## Prompt
Swap "x-tick-label" for "x-axis-label" in the part that opens with the line containing "Localize 13 of" and closes with the line containing "- x-tick-label: 160: [272, 550, 296, 561]", then write out only those lines with nothing else changed. Leave the pictures out.
[Start of Records to use]
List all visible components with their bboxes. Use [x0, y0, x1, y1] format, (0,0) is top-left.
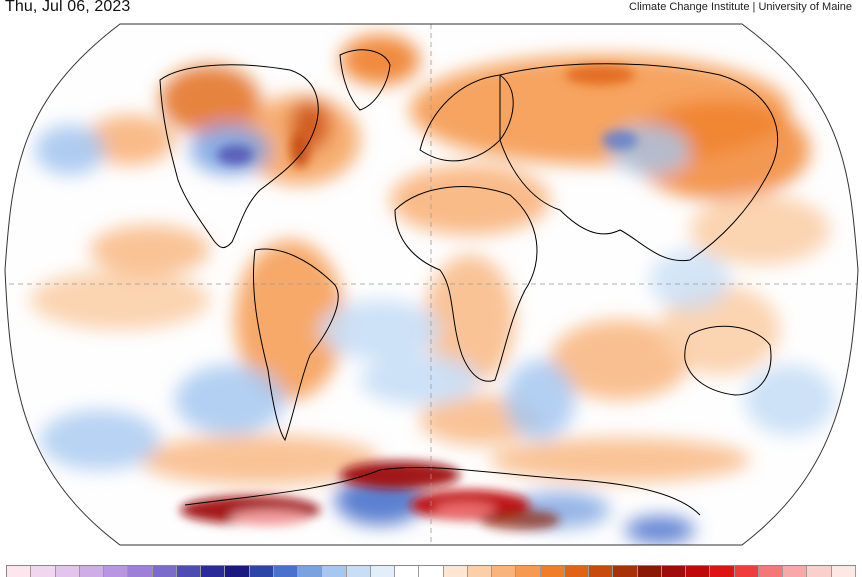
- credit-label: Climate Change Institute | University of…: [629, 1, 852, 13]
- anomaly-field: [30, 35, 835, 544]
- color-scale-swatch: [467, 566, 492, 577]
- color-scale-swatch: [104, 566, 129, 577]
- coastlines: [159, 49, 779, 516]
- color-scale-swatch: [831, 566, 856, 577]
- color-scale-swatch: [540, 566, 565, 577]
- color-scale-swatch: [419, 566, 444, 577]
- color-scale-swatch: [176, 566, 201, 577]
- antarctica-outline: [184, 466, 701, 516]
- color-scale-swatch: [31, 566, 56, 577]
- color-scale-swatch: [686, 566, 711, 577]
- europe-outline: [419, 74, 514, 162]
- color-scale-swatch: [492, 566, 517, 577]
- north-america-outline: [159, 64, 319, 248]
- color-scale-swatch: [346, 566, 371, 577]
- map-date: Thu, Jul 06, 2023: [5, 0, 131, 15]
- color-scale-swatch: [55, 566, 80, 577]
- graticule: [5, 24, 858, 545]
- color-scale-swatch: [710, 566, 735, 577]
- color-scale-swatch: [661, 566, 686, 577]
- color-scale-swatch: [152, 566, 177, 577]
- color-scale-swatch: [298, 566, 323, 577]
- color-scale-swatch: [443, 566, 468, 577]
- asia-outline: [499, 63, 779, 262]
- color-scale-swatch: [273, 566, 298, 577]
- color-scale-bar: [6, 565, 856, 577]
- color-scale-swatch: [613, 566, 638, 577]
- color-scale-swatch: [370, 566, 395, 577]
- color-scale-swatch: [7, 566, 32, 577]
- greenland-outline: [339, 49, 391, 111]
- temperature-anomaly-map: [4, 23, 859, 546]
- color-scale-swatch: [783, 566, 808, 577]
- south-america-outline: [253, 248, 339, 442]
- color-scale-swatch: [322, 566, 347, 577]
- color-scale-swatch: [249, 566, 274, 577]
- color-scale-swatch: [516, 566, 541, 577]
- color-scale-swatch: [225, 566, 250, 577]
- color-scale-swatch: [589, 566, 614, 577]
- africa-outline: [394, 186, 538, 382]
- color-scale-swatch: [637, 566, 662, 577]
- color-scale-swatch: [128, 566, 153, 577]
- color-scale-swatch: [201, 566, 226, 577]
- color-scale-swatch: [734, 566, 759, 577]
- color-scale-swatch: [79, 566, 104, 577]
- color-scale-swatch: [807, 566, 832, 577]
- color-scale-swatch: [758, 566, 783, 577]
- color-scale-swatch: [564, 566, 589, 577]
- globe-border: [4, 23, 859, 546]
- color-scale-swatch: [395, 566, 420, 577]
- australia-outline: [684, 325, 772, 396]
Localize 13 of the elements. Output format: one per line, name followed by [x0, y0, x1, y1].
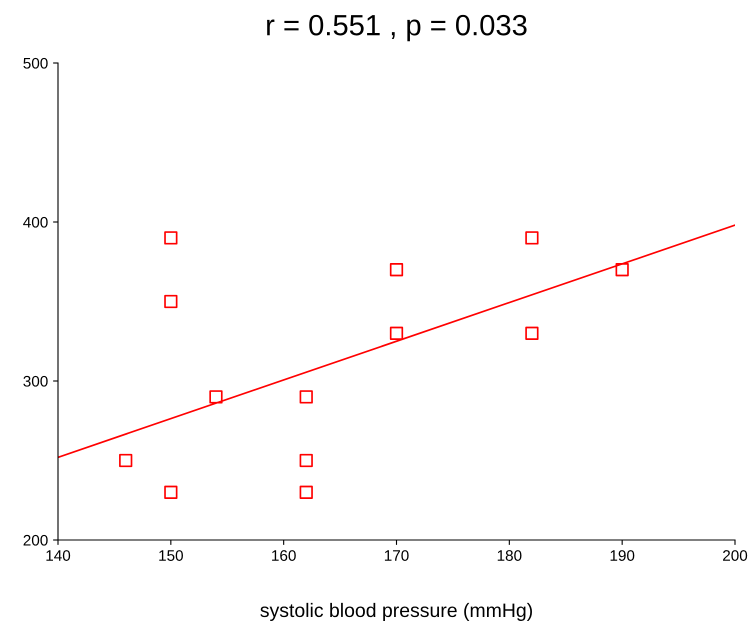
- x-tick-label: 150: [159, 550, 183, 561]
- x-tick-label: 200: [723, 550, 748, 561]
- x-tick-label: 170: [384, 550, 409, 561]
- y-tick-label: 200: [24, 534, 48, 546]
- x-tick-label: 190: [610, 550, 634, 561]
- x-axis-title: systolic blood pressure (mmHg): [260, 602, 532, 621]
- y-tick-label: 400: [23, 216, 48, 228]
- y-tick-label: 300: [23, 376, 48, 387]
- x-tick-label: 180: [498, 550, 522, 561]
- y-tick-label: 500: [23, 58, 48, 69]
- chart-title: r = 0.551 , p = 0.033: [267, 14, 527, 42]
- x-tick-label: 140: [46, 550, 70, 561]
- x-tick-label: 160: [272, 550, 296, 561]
[End of Records to use]
[Start of Records to use]
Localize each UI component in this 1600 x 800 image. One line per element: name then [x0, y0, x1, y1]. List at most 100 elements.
[End of Records to use]
[Start of Records to use]
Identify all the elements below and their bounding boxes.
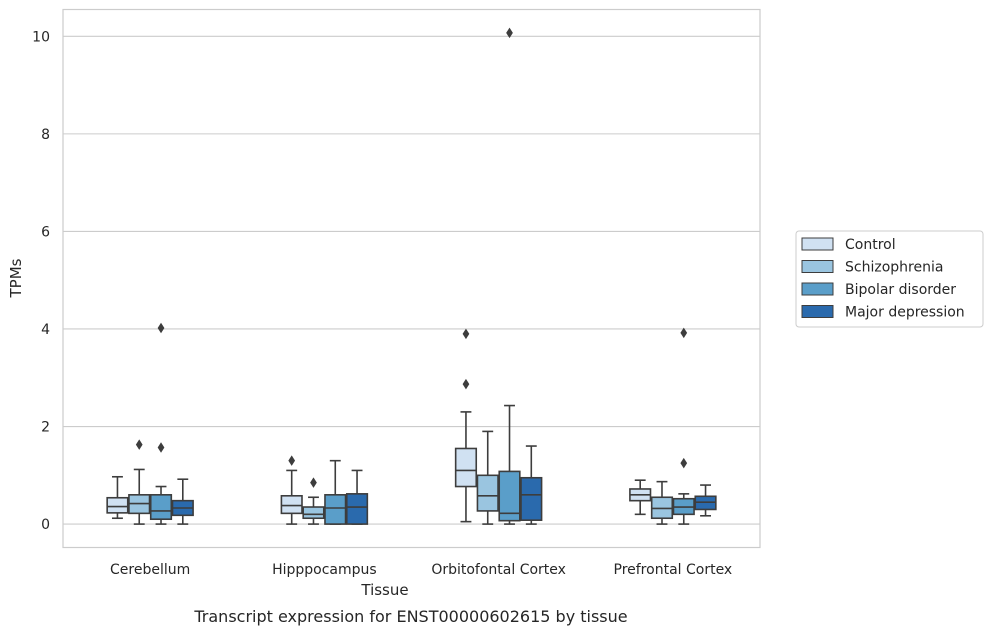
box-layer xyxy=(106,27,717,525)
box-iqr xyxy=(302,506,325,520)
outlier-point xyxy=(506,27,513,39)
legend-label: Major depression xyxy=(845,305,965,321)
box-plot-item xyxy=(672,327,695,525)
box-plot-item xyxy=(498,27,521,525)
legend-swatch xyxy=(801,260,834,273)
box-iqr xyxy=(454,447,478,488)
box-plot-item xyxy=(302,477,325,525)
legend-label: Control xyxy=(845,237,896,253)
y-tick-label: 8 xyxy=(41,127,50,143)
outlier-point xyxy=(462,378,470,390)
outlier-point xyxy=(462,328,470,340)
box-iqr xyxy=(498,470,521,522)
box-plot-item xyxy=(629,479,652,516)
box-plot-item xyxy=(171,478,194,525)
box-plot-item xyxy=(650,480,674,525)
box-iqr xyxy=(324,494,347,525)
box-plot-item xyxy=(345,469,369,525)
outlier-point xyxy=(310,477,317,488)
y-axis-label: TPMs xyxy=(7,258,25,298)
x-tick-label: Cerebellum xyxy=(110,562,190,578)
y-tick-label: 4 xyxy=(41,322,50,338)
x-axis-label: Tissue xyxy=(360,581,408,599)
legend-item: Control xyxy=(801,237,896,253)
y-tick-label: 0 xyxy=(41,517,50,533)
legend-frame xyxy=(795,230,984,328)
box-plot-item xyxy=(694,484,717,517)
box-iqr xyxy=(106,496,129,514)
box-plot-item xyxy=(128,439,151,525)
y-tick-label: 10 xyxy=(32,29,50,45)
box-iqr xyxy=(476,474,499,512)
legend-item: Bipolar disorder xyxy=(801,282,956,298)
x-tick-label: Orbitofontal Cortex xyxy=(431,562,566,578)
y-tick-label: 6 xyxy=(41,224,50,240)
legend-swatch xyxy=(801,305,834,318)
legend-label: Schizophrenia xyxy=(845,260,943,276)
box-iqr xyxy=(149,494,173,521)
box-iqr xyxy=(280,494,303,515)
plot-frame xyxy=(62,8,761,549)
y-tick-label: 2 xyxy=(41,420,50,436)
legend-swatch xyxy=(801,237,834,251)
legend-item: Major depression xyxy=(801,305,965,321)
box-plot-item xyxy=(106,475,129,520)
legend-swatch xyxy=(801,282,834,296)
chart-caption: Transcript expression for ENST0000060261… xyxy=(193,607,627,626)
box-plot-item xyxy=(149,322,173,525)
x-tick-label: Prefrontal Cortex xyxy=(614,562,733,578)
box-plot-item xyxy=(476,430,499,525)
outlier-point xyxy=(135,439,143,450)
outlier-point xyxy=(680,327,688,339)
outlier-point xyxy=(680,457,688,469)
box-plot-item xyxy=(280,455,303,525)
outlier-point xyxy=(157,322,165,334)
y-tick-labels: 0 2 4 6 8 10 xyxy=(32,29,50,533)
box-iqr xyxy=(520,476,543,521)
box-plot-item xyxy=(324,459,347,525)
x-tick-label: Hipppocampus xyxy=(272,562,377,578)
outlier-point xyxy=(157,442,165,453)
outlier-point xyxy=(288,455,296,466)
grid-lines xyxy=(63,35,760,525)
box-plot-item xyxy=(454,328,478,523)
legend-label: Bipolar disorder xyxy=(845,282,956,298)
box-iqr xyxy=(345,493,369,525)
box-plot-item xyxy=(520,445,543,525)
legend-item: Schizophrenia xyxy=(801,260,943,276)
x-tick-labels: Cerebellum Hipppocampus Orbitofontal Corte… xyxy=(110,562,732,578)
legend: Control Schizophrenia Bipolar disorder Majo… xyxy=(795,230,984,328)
[End of Records to use]
## Solution for this exercise
Localize 13 of the elements. Output format: one per line, name followed by [x0, y0, x1, y1].
- x-axis-label: 150: [159, 550, 183, 561]
- x-axis-label: 200: [723, 550, 748, 561]
- x-axis-label: 170: [384, 550, 409, 561]
- y-tick-label: 200: [24, 534, 48, 546]
- x-axis-label: 190: [610, 550, 634, 561]
- x-axis-title: systolic blood pressure (mmHg): [260, 602, 532, 621]
- y-tick-label: 400: [23, 216, 48, 228]
- y-tick-label: 300: [23, 376, 48, 387]
- x-axis-label: 180: [498, 550, 522, 561]
- y-tick-label: 500: [23, 58, 48, 69]
- chart-title: r = 0.551 , p = 0.033: [267, 14, 527, 42]
- x-axis-label: 140: [46, 550, 70, 561]
- x-axis-label: 160: [272, 550, 296, 561]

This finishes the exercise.